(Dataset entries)
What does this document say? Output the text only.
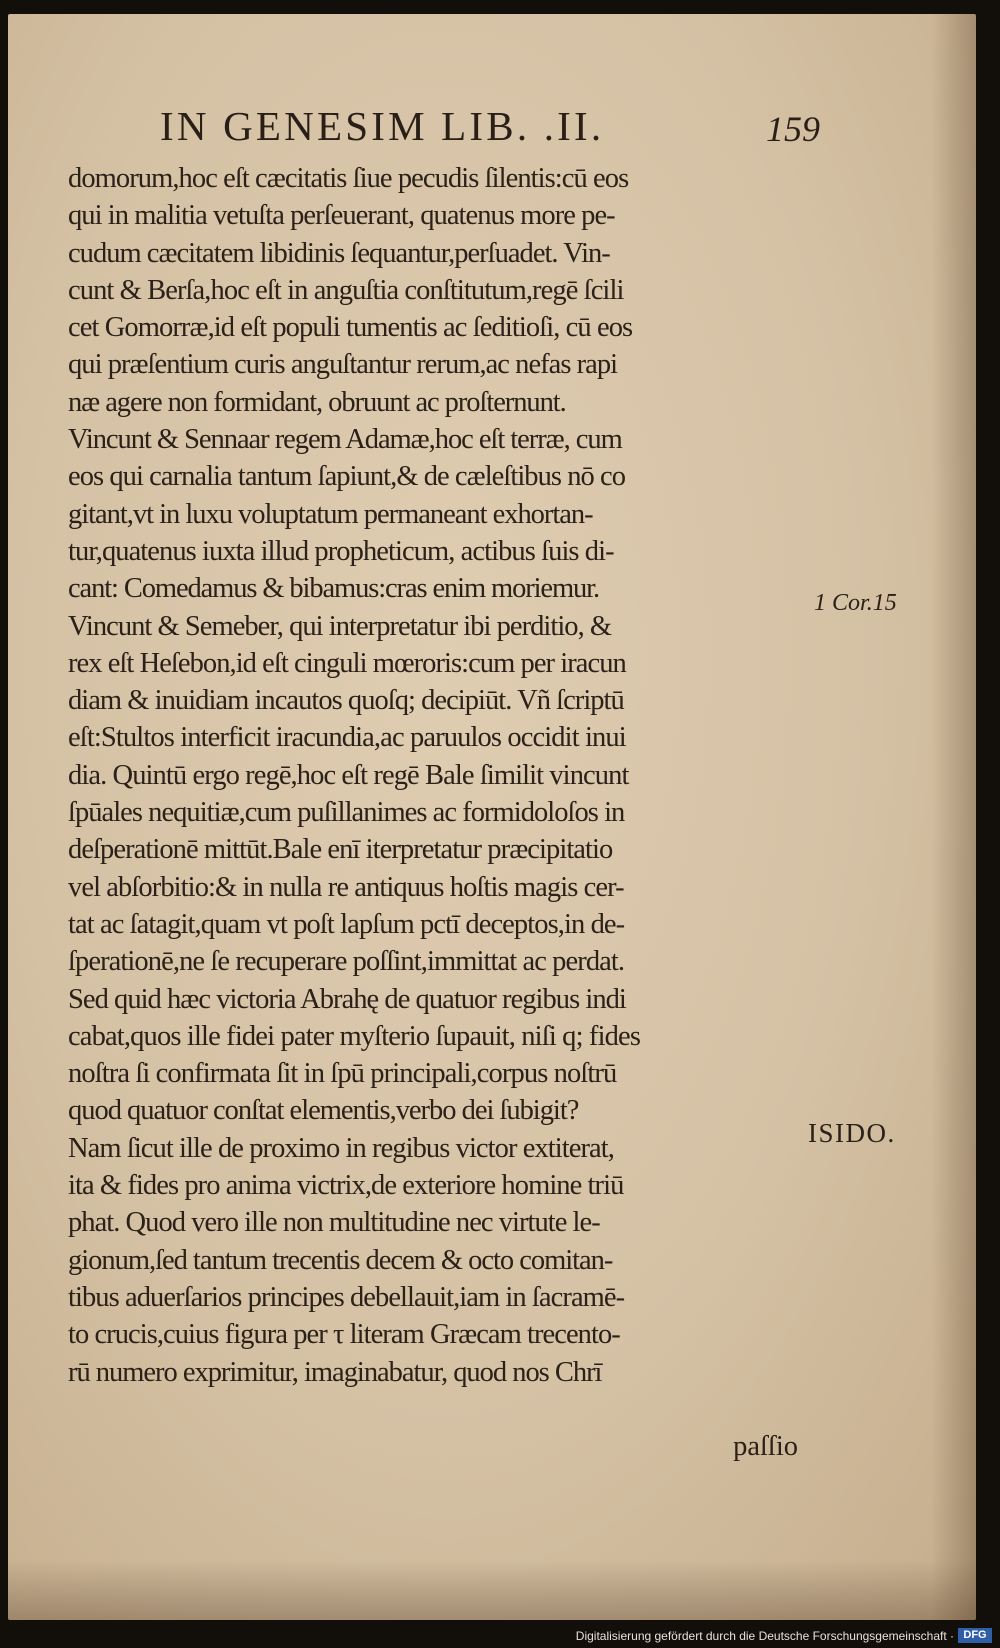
IN GENESIM LIB. .II.	159
domorum,hoc eſt cæcitatis ſiue pecudis ſilentis:cū eos
qui in malitia vetuſta perſeuerant, quatenus more pe-
cudum cæcitatem libidinis ſequantur,perſuadet. Vin-
cunt & Berſa,hoc eſt in anguſtia conſtitutum,regē ſcili
cet Gomorræ,id eſt populi tumentis ac ſeditioſi, cū eos
qui præſentium curis anguſtantur rerum,ac nefas rapi
næ agere non formidant, obruunt ac proſternunt.
Vincunt & Sennaar regem Adamæ,hoc eſt terræ, cum
eos qui carnalia tantum ſapiunt,& de cæleſtibus nō co
gitant,vt in luxu voluptatum permaneant exhortan-
tur,quatenus iuxta illud propheticum, actibus ſuis di-
cant: Comedamus & bibamus:cras enim moriemur.
Vincunt & Semeber, qui interpretatur ibi perditio, &
rex eſt Heſebon,id eſt cinguli mœroris:cum per iracun
diam & inuidiam incautos quoſq; decipiūt. Vñ ſcriptū
eſt:Stultos interficit iracundia,ac paruulos occidit inui
dia. Quintū ergo regē,hoc eſt regē Bale ſimilit vincunt
ſpūales nequitiæ,cum puſillanimes ac formidoloſos in
deſperationē mittūt.Bale enī iterpretatur præcipitatio
vel abſorbitio:& in nulla re antiquus hoſtis magis cer-
tat ac ſatagit,quam vt poſt lapſum pctī deceptos,in de-
ſperationē,ne ſe recuperare poſſint,immittat ac perdat.
Sed quid hæc victoria Abrahę de quatuor regibus indi
cabat,quos ille fidei pater myſterio ſupauit, niſi q; fides
noſtra ſi confirmata ſit in ſpū principali,corpus noſtrū
quod quatuor conſtat elementis,verbo dei ſubigit?
Nam ſicut ille de proximo in regibus victor extiterat,
ita & fides pro anima victrix,de exteriore homine triū
phat. Quod vero ille non multitudine nec virtute le-
gionum,ſed tantum trecentis decem & octo comitan-
tibus aduerſarios principes debellauit,iam in ſacramē-
to crucis,cuius figura per τ literam Græcam trecento-
rū numero exprimitur, imaginabatur, quod nos Chrī
paſſio
1 Cor.15
ISIDO.
Digitalisierung gefördert durch die Deutsche Forschungsgemeinschaft · DFG
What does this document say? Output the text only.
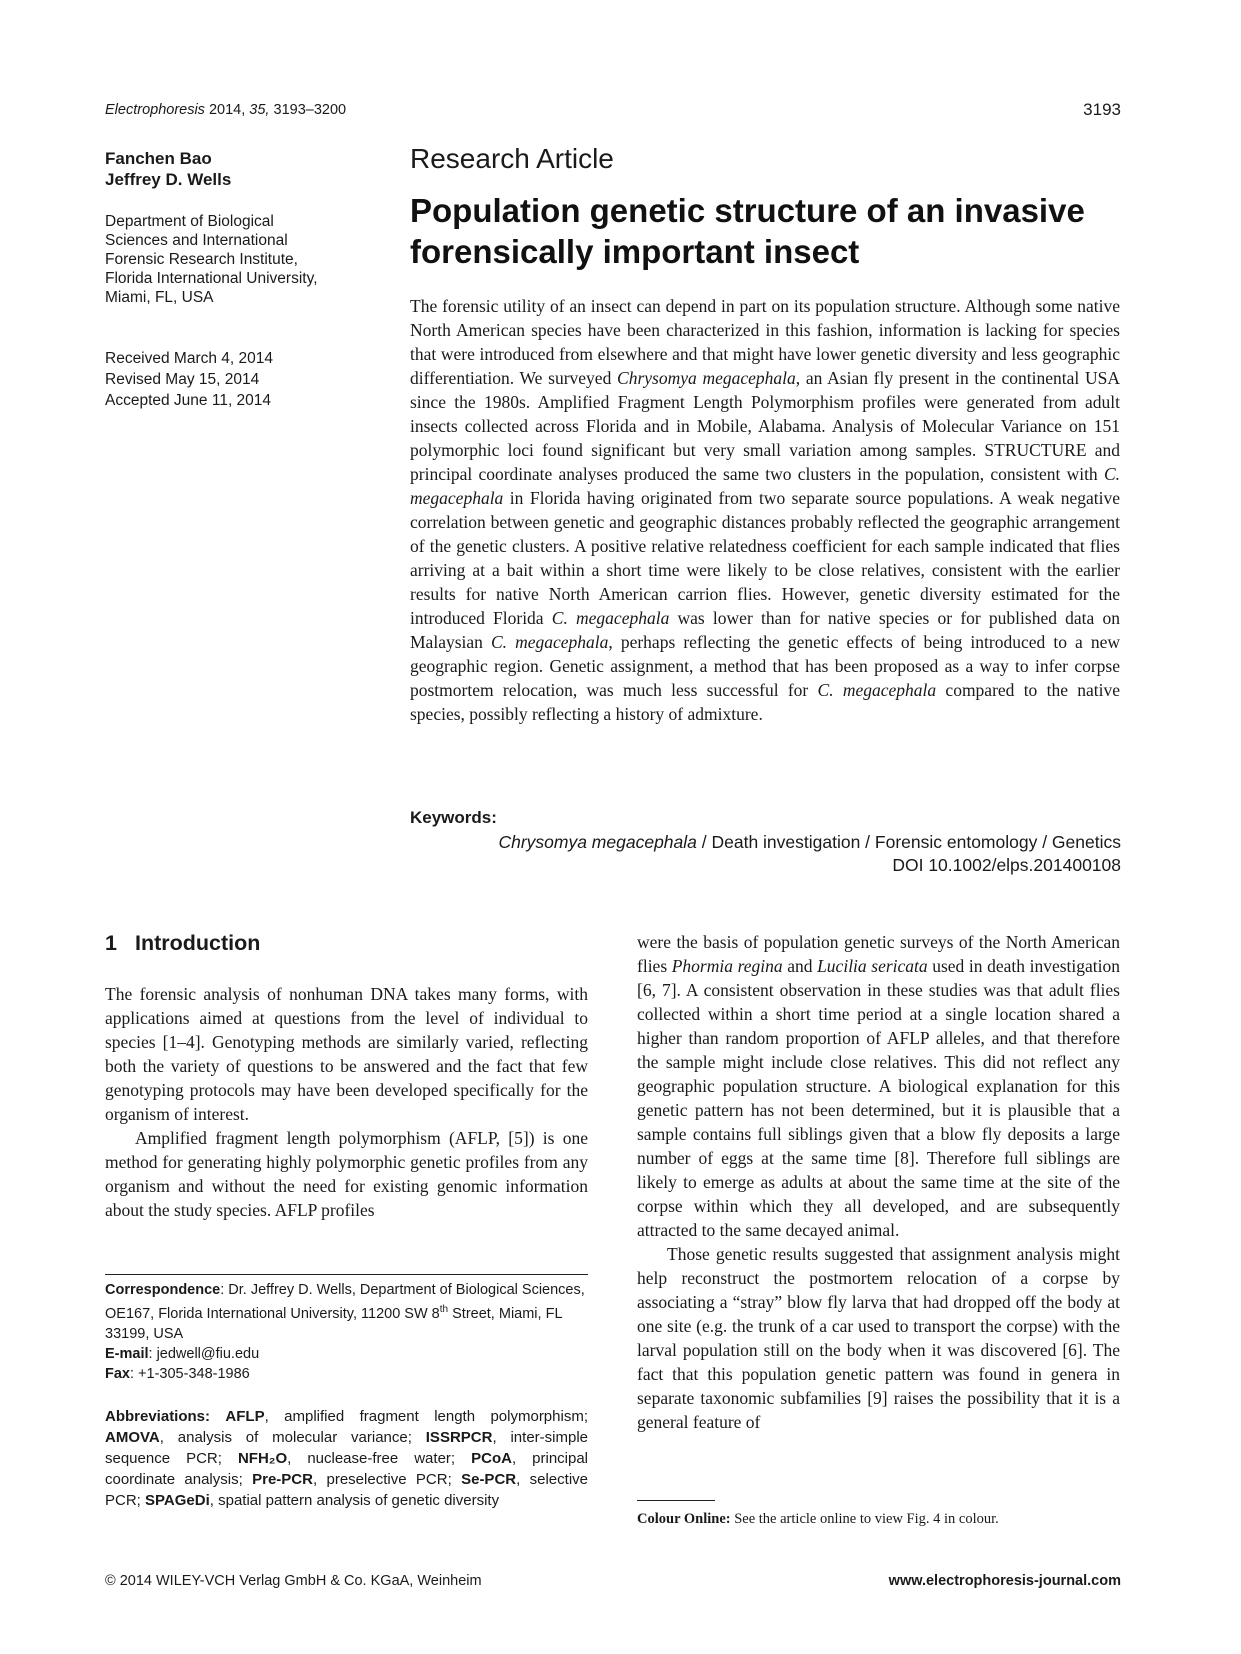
Electrophoresis 2014, 35, 3193–3200	3193
Fanchen Bao
Jeffrey D. Wells
Department of Biological
Sciences and International
Forensic Research Institute,
Florida International University,
Miami, FL, USA
Received March 4, 2014
Revised May 15, 2014
Accepted June 11, 2014
Research Article
Population genetic structure of an invasive
forensically important insect

The forensic utility of an insect can depend in part on its population structure. Although some native North American species have been characterized in this fashion, information is lacking for species that were introduced from elsewhere and that might have lower genetic diversity and less geographic differentiation. We surveyed Chrysomya megacephala, an Asian fly present in the continental USA since the 1980s. Amplified Fragment Length Polymorphism profiles were generated from adult insects collected across Florida and in Mobile, Alabama. Analysis of Molecular Variance on 151 polymorphic loci found significant but very small variation among samples. STRUCTURE and principal coordinate analyses produced the same two clusters in the population, consistent with C. megacephala in Florida having originated from two separate source populations. A weak negative correlation between genetic and geographic distances probably reflected the geographic arrangement of the genetic clusters. A positive relative relatedness coefficient for each sample indicated that flies arriving at a bait within a short time were likely to be close relatives, consistent with the earlier results for native North American carrion flies. However, genetic diversity estimated for the introduced Florida C. megacephala was lower than for native species or for published data on Malaysian C. megacephala, perhaps reflecting the genetic effects of being introduced to a new geographic region. Genetic assignment, a method that has been proposed as a way to infer corpse postmortem relocation, was much less successful for C. megacephala compared to the native species, possibly reflecting a history of admixture.

Keywords:
Chrysomya megacephala / Death investigation / Forensic entomology / Genetics
DOI 10.1002/elps.201400108
1 Introduction

The forensic analysis of nonhuman DNA takes many forms, with applications aimed at questions from the level of individual to species [1–4]. Genotyping methods are similarly varied, reflecting both the variety of questions to be answered and the fact that few genotyping protocols may have been developed specifically for the organism of interest.

Amplified fragment length polymorphism (AFLP, [5]) is one method for generating highly polymorphic genetic profiles from any organism and without the need for existing genomic information about the study species. AFLP profiles

were the basis of population genetic surveys of the North American flies Phormia regina and Lucilia sericata used in death investigation [6, 7]. A consistent observation in these studies was that adult flies collected within a short time period at a single location shared a higher than random proportion of AFLP alleles, and that therefore the sample might include close relatives. This did not reflect any geographic population structure. A biological explanation for this genetic pattern has not been determined, but it is plausible that a sample contains full siblings given that a blow fly deposits a large number of eggs at the same time [8]. Therefore full siblings are likely to emerge as adults at about the same time at the site of the corpse within which they all developed, and are subsequently attracted to the same decayed animal.

Those genetic results suggested that assignment analysis might help reconstruct the postmortem relocation of a corpse by associating a “stray” blow fly larva that had dropped off the body at one site (e.g. the trunk of a car used to transport the corpse) with the larval population still on the body when it was discovered [6]. The fact that this population genetic pattern was found in genera in separate taxonomic subfamilies [9] raises the possibility that it is a general feature of

Correspondence: Dr. Jeffrey D. Wells, Department of Biological Sciences, OE167, Florida International University, 11200 SW 8th Street, Miami, FL 33199, USA
E-mail: jedwell@fiu.edu
Fax: +1-305-348-1986
Abbreviations: AFLP, amplified fragment length polymorphism; AMOVA, analysis of molecular variance; ISSRPCR, inter-simple sequence PCR; NFH₂O, nuclease-free water; PCoA, principal coordinate analysis; Pre-PCR, preselective PCR; Se-PCR, selective PCR; SPAGeDi, spatial pattern analysis of genetic diversity
Colour Online: See the article online to view Fig. 4 in colour.
© 2014 WILEY-VCH Verlag GmbH & Co. KGaA, Weinheim	www.electrophoresis-journal.com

— Exercise directions —
If a line in the records includes the string "Wells", copy it.

— Response to this exercise —
Jeffrey D. Wells
Correspondence: Dr. Jeffrey D. Wells, Department of Biological Sciences, OE167, Florida International University, 11200 SW 8th Street, Miami, FL 33199, USA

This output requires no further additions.